## begin GIVEN DATA
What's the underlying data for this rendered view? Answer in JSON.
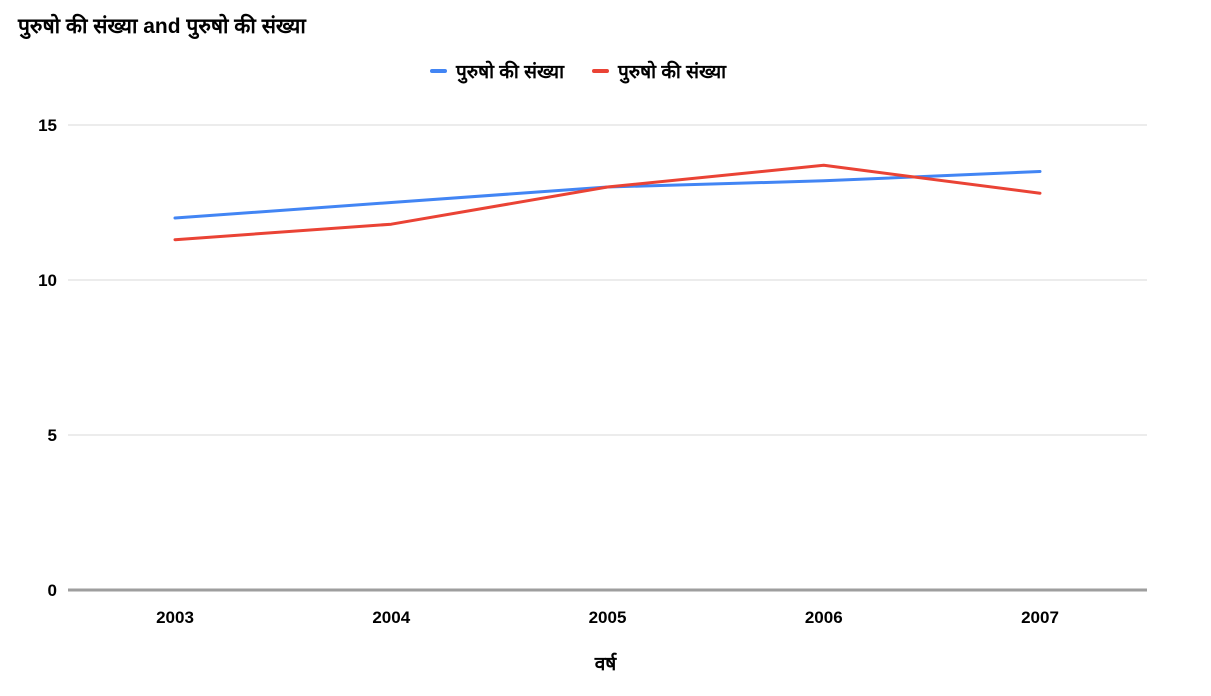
{
  "chart_data": {
    "type": "line",
    "title": "पुरुषो की संख्या and पुरुषो की संख्या",
    "xlabel": "वर्ष",
    "ylabel": "",
    "categories": [
      "2003",
      "2004",
      "2005",
      "2006",
      "2007"
    ],
    "series": [
      {
        "name": "पुरुषो की संख्या",
        "color": "#4285F4",
        "values": [
          12,
          12.5,
          13,
          13.2,
          13.5
        ]
      },
      {
        "name": "पुरुषो की संख्या",
        "color": "#EA4335",
        "values": [
          11.3,
          11.8,
          13,
          13.7,
          12.8
        ]
      }
    ],
    "yticks": [
      0,
      5,
      10,
      15
    ],
    "ylim": [
      0,
      15
    ],
    "grid": true,
    "legend_position": "top",
    "colors": {
      "gridline": "#ececec",
      "baseline": "#9e9e9e",
      "tick_text": "#000000"
    }
  }
}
## end GIVEN DATA
### PROMPT
In this exercise, set down all of the data exactly, without the pictures.

### OUTPUT FOR THIS TASK
What's the underlying data for this rendered view? Answer in JSON.
{
  "chart_data": {
    "type": "line",
    "title": "पुरुषो की संख्या and पुरुषो की संख्या",
    "xlabel": "वर्ष",
    "ylabel": "",
    "categories": [
      "2003",
      "2004",
      "2005",
      "2006",
      "2007"
    ],
    "series": [
      {
        "name": "पुरुषो की संख्या",
        "color": "#4285F4",
        "values": [
          12,
          12.5,
          13,
          13.2,
          13.5
        ]
      },
      {
        "name": "पुरुषो की संख्या",
        "color": "#EA4335",
        "values": [
          11.3,
          11.8,
          13,
          13.7,
          12.8
        ]
      }
    ],
    "yticks": [
      0,
      5,
      10,
      15
    ],
    "ylim": [
      0,
      15
    ],
    "grid": true,
    "legend_position": "top",
    "colors": {
      "gridline": "#ececec",
      "baseline": "#9e9e9e",
      "tick_text": "#000000"
    }
  }
}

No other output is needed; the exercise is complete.